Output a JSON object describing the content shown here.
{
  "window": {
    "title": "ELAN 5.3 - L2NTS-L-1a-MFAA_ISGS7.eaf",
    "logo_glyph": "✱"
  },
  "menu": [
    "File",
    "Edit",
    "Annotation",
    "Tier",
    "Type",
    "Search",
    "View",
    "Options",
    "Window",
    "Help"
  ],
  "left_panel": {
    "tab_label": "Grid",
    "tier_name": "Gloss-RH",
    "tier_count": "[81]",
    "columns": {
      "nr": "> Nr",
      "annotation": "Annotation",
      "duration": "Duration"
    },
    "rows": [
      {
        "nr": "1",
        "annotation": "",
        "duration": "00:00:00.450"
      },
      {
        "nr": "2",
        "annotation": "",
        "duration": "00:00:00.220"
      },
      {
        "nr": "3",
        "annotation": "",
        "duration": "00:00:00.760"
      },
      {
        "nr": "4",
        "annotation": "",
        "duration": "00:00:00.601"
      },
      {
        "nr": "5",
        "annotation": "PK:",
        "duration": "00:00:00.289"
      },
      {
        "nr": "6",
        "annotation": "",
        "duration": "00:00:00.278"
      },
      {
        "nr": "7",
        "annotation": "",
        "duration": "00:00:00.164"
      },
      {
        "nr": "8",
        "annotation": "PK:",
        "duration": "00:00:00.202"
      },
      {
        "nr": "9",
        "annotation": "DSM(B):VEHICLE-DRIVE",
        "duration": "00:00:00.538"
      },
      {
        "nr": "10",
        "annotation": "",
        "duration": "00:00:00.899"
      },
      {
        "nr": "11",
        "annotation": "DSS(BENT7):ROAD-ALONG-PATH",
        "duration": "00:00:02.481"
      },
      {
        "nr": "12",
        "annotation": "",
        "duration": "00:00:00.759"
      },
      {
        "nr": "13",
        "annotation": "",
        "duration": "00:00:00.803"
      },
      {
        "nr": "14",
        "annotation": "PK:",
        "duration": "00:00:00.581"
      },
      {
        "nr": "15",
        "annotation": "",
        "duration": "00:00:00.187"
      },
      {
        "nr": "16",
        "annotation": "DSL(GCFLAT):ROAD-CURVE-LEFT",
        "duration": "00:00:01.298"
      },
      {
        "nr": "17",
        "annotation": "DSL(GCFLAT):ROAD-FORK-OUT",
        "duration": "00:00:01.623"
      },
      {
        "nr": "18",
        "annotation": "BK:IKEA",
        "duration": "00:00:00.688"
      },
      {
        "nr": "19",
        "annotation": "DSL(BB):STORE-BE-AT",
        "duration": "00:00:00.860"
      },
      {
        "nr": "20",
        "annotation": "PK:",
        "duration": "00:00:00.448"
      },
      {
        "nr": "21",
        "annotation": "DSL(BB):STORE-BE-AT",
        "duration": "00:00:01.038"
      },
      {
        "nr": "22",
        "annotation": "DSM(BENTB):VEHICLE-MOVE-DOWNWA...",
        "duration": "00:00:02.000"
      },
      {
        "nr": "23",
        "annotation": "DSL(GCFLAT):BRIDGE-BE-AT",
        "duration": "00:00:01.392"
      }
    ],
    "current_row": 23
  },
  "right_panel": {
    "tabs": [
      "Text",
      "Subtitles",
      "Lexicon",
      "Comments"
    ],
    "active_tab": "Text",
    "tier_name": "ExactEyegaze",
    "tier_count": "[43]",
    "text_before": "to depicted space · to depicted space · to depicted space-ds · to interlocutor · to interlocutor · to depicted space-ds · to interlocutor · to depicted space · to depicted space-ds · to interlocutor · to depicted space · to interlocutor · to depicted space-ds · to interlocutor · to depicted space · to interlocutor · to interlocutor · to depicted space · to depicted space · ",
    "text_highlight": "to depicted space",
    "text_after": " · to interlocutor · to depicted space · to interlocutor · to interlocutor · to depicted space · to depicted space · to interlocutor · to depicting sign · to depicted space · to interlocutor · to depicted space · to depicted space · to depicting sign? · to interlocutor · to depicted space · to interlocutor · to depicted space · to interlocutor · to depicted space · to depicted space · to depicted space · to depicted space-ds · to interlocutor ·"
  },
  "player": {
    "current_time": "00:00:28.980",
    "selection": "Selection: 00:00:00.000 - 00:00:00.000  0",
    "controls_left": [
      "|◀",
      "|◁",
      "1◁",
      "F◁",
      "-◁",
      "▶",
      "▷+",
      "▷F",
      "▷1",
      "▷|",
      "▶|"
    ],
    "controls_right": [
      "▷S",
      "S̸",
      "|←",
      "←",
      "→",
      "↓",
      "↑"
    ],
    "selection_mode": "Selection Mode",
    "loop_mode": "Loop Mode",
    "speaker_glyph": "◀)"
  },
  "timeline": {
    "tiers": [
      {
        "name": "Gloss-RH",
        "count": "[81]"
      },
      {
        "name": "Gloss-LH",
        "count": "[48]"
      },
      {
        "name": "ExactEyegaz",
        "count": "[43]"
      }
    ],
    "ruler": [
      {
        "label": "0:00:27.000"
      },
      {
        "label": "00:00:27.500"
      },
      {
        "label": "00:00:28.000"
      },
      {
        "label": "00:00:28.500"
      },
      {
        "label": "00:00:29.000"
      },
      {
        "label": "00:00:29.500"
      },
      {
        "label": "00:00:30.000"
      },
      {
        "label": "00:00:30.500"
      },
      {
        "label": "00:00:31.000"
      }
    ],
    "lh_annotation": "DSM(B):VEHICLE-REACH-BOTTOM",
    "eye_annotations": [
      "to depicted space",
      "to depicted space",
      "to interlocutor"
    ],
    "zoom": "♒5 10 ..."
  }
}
■ ■ ■ ■ ■
Given instruction »
Look through the entries above and report each line where the string "Gloss" occurs.

Correct result »
    "tier_name": "Gloss-RH",
        "name": "Gloss-RH",
        "name": "Gloss-LH",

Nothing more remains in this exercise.